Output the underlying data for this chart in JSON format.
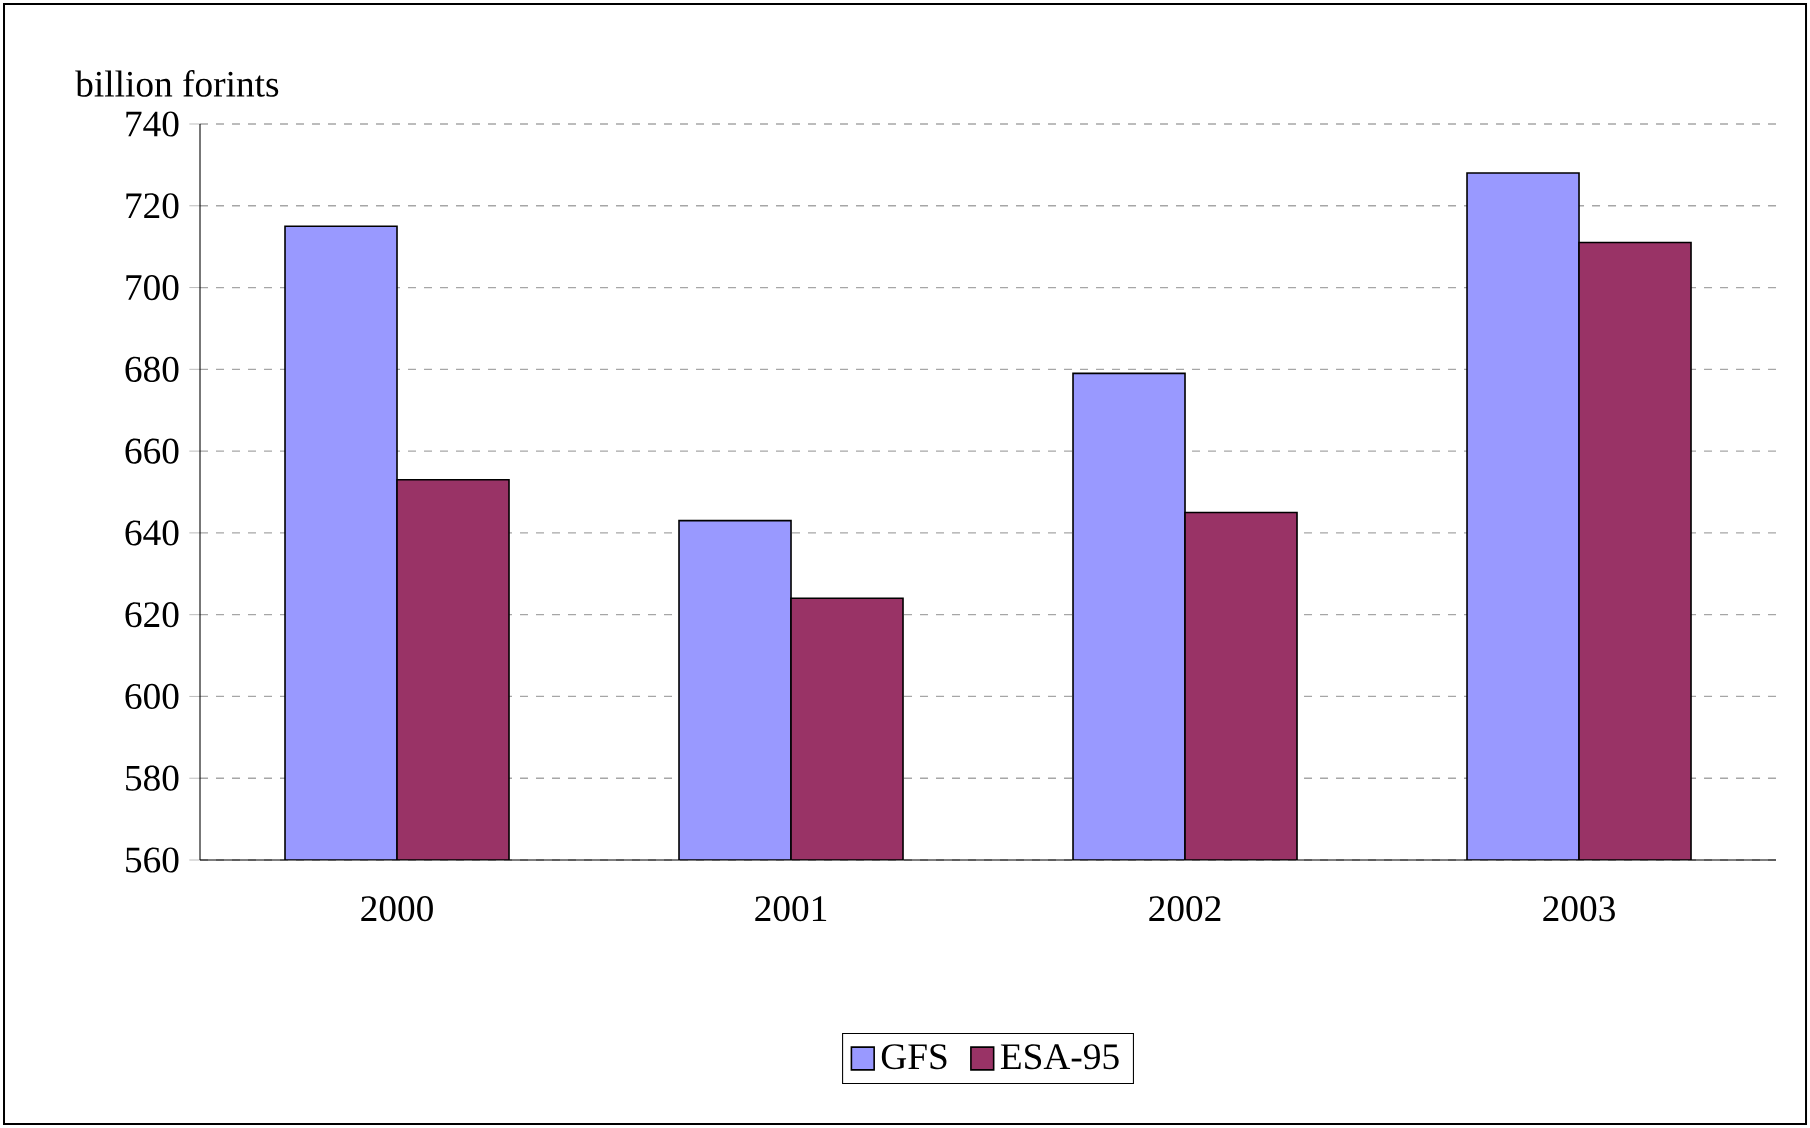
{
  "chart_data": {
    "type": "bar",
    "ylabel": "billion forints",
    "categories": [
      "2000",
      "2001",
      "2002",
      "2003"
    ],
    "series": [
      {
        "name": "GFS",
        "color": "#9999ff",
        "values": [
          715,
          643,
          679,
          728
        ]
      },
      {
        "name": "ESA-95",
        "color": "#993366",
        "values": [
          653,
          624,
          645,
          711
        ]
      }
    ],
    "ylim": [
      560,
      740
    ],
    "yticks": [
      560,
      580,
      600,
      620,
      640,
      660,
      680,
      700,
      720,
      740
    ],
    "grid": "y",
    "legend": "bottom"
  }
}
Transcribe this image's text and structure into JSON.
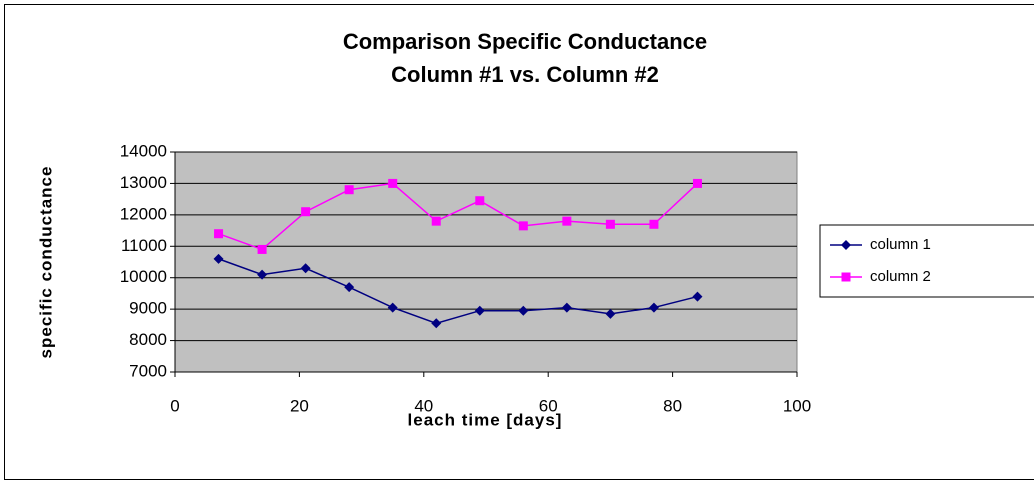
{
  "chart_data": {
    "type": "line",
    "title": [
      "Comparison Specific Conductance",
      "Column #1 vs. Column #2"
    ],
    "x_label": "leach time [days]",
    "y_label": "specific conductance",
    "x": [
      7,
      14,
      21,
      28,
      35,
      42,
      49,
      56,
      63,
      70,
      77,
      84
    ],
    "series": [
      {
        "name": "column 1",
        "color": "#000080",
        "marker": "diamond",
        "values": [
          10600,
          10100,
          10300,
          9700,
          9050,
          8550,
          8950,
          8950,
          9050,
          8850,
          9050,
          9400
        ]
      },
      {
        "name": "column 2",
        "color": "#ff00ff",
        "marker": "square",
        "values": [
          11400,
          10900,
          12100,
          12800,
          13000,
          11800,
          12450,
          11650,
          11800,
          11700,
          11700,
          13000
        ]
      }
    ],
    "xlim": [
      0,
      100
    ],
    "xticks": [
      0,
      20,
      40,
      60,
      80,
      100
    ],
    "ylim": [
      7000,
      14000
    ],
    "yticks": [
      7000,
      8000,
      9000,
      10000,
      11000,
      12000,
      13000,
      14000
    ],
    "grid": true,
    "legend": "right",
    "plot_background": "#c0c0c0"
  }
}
- - - - -
--- Objective ---
Return all of the entries word for word, but omit the pictures.

--- The reply ---
Output the underlying data for this chart in JSON format.
{
  "chart_data": {
    "type": "bar",
    "ylabel": "billion forints",
    "categories": [
      "2000",
      "2001",
      "2002",
      "2003"
    ],
    "series": [
      {
        "name": "GFS",
        "color": "#9999ff",
        "values": [
          715,
          643,
          679,
          728
        ]
      },
      {
        "name": "ESA-95",
        "color": "#993366",
        "values": [
          653,
          624,
          645,
          711
        ]
      }
    ],
    "ylim": [
      560,
      740
    ],
    "yticks": [
      560,
      580,
      600,
      620,
      640,
      660,
      680,
      700,
      720,
      740
    ],
    "grid": "y",
    "legend": "bottom"
  }
}
Transcribe this image's text and structure into JSON.
{
  "chart_data": {
    "type": "line",
    "title": [
      "Comparison Specific Conductance",
      "Column #1 vs. Column #2"
    ],
    "x_label": "leach time [days]",
    "y_label": "specific conductance",
    "x": [
      7,
      14,
      21,
      28,
      35,
      42,
      49,
      56,
      63,
      70,
      77,
      84
    ],
    "series": [
      {
        "name": "column 1",
        "color": "#000080",
        "marker": "diamond",
        "values": [
          10600,
          10100,
          10300,
          9700,
          9050,
          8550,
          8950,
          8950,
          9050,
          8850,
          9050,
          9400
        ]
      },
      {
        "name": "column 2",
        "color": "#ff00ff",
        "marker": "square",
        "values": [
          11400,
          10900,
          12100,
          12800,
          13000,
          11800,
          12450,
          11650,
          11800,
          11700,
          11700,
          13000
        ]
      }
    ],
    "xlim": [
      0,
      100
    ],
    "xticks": [
      0,
      20,
      40,
      60,
      80,
      100
    ],
    "ylim": [
      7000,
      14000
    ],
    "yticks": [
      7000,
      8000,
      9000,
      10000,
      11000,
      12000,
      13000,
      14000
    ],
    "grid": true,
    "legend": "right",
    "plot_background": "#c0c0c0"
  }
}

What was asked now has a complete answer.